WHAT YOU NEED TO DO
Look at the entries below and reproduce them exactly.

PROVIDED DATA
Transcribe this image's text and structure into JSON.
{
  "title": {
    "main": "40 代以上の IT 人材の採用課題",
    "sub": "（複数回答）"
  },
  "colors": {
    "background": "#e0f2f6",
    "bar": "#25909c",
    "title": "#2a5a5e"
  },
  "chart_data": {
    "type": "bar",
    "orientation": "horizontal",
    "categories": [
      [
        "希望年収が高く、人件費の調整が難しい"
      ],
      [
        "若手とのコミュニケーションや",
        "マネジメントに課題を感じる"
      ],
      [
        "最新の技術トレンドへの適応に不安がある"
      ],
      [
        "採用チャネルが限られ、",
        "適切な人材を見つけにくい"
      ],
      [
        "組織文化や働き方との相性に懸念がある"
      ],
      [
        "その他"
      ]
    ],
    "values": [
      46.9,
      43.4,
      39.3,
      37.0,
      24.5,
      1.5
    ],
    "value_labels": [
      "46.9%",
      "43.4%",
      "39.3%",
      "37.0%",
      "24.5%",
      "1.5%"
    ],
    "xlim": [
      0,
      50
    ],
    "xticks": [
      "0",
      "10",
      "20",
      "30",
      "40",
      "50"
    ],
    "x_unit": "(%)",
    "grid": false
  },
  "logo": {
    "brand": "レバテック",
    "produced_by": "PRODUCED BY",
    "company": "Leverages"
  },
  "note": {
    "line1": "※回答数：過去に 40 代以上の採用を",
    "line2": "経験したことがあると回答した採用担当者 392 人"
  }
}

THE RESULT
Transcribe this image's text and structure into JSON.
{
  "title": {
    "main": "40 代以上の IT 人材の採用課題",
    "sub": "（複数回答）"
  },
  "colors": {
    "background": "#e0f2f6",
    "bar": "#25909c",
    "title": "#2a5a5e"
  },
  "chart_data": {
    "type": "bar",
    "orientation": "horizontal",
    "categories": [
      [
        "希望年収が高く、人件費の調整が難しい"
      ],
      [
        "若手とのコミュニケーションや",
        "マネジメントに課題を感じる"
      ],
      [
        "最新の技術トレンドへの適応に不安がある"
      ],
      [
        "採用チャネルが限られ、",
        "適切な人材を見つけにくい"
      ],
      [
        "組織文化や働き方との相性に懸念がある"
      ],
      [
        "その他"
      ]
    ],
    "values": [
      46.9,
      43.4,
      39.3,
      37.0,
      24.5,
      1.5
    ],
    "value_labels": [
      "46.9%",
      "43.4%",
      "39.3%",
      "37.0%",
      "24.5%",
      "1.5%"
    ],
    "xlim": [
      0,
      50
    ],
    "xticks": [
      "0",
      "10",
      "20",
      "30",
      "40",
      "50"
    ],
    "x_unit": "(%)",
    "grid": false
  },
  "logo": {
    "brand": "レバテック",
    "produced_by": "PRODUCED BY",
    "company": "Leverages"
  },
  "note": {
    "line1": "※回答数：過去に 40 代以上の採用を",
    "line2": "経験したことがあると回答した採用担当者 392 人"
  }
}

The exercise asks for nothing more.